Exercises to complete:
**1)** In the article on the initiative lawsuit, rewrite the paragraph beginning "Following Tuesday's contentious three-hour meeting" as a short list, keeping its main facts.
**2)** Decide whether each statement agrees with the article on the initiative lawsuit. Answer yes or no for each, and quote the deciding words of the article.
(a) The lawsuit was filed in Monterey County Superior Court.
(b) The supervisors voted 4-1 to kill the plan.
(c) Jyl Lutes is a Salinas City Councilwoman.
**3)** List every county supervisor named in the article on the initiative lawsuit.

Text provided:
>>
PROPONENTS OF the community general plan initiative filed a lawsuit against the Monterey County Board of Supervisors asking a judge to “command” the board to place the initiative on the June ballot, after supervisors Tuesday voted 3-2 to kill the plan.

The lawsuit, filed Wednesday by LandWatch Monterey County, Salinas City Councilwoman Jyl Lutes and several others, was a quick counterattack by the group, but not surprising.

“We started working on it last week,” Chris Fitz, executive director of LandWatch, said of the injunction.

Following Tuesday’s contentious three-hour meeting that drew jeers from supporters of the initiative, supervisors Butch Lindley, Jerry Smith and Fernando Armenta voted to quash the measure while Dave Potter and Lou Calcagno voted to place it on the ballot.

The suit, filed in Monterey County Superior Court, alleges supervisors were in “flagrant violation of the elections code” since they didn’t either adopt the measure or place it on the ballot. Supervisors cannot “unilaterally decide to prevent a duly qualified initiative from being presented to the electorate,” according to the lawsuit.
<<
Given entries:
>>
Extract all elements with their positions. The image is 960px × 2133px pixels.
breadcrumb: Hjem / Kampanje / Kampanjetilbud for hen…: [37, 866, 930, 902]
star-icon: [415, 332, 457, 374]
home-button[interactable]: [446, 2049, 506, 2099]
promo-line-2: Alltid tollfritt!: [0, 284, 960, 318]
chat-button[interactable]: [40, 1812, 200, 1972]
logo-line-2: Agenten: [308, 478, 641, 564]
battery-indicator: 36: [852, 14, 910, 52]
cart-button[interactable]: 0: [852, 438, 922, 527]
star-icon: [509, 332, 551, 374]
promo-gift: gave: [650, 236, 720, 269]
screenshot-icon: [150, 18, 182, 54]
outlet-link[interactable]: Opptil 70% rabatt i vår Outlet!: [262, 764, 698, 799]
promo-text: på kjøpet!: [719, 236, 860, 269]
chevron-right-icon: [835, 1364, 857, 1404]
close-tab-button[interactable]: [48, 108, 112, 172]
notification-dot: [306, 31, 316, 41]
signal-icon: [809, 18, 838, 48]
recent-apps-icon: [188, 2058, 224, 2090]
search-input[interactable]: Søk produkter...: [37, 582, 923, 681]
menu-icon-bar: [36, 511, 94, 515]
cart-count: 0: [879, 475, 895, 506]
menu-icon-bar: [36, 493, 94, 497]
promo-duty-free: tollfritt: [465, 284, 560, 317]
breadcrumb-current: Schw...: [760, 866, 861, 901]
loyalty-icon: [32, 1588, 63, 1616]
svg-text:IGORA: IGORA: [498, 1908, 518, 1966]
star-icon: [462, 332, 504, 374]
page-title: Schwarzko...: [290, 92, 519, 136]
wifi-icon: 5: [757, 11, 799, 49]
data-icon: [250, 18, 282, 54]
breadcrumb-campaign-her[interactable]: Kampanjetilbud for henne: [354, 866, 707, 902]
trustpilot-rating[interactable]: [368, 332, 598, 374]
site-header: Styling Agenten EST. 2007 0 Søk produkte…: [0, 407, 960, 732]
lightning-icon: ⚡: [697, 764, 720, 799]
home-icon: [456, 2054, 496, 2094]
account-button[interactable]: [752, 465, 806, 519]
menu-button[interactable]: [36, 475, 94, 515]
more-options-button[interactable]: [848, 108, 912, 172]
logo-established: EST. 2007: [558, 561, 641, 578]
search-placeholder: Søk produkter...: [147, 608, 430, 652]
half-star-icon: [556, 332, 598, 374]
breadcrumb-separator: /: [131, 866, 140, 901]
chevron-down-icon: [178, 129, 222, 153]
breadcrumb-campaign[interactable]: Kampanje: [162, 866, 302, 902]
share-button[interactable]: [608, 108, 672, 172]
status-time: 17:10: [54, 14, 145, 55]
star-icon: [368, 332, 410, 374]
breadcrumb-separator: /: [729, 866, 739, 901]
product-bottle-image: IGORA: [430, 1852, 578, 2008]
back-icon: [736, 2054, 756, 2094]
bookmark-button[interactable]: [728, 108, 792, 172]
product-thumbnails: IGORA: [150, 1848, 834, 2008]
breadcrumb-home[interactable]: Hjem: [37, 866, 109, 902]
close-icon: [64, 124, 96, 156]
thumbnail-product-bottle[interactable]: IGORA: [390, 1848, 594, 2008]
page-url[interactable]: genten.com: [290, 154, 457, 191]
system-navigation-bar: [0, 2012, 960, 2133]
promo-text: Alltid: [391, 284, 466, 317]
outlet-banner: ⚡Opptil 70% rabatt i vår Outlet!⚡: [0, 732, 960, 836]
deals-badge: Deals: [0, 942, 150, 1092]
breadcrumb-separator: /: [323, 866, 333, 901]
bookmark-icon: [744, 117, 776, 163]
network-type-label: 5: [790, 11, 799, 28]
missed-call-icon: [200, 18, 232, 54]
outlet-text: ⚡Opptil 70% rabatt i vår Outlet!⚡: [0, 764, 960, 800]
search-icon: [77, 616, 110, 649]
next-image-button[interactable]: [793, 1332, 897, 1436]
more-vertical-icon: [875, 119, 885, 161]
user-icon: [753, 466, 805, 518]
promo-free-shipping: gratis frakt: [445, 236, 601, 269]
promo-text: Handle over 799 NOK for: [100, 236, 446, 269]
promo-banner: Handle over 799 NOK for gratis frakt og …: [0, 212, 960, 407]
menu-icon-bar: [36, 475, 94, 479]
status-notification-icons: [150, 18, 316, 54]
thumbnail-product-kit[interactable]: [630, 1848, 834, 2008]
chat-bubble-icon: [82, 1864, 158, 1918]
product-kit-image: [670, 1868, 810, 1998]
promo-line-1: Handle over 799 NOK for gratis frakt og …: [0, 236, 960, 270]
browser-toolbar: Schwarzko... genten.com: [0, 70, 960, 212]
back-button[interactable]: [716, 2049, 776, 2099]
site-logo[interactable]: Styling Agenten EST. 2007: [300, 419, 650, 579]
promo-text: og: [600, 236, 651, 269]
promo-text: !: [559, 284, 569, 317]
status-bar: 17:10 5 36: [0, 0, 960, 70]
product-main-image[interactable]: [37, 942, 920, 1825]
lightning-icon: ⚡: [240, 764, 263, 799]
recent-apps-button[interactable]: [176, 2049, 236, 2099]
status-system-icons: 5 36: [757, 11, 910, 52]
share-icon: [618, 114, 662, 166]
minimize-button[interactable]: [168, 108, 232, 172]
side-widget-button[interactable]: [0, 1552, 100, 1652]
<<
Exercise responses:
**1)**
- The Tuesday meeting was contentious, lasted three hours, and drew jeers from supporters of the initiative.
- Voted to quash the measure: supervisors Butch Lindley, Jerry Smith and Fernando Armenta.
- Voted to place it on the ballot: supervisors Dave Potter and Lou Calcagno.

**2)**
(a) Yes: "The suit, filed in Monterey County Superior Court"
(b) No: "supervisors Tuesday voted 3-2 to kill the plan"
(c) Yes: "Salinas City Councilwoman Jyl Lutes"

**3)**
- Butch Lindley
- Jerry Smith
- Fernando Armenta
- Dave Potter
- Lou Calcagno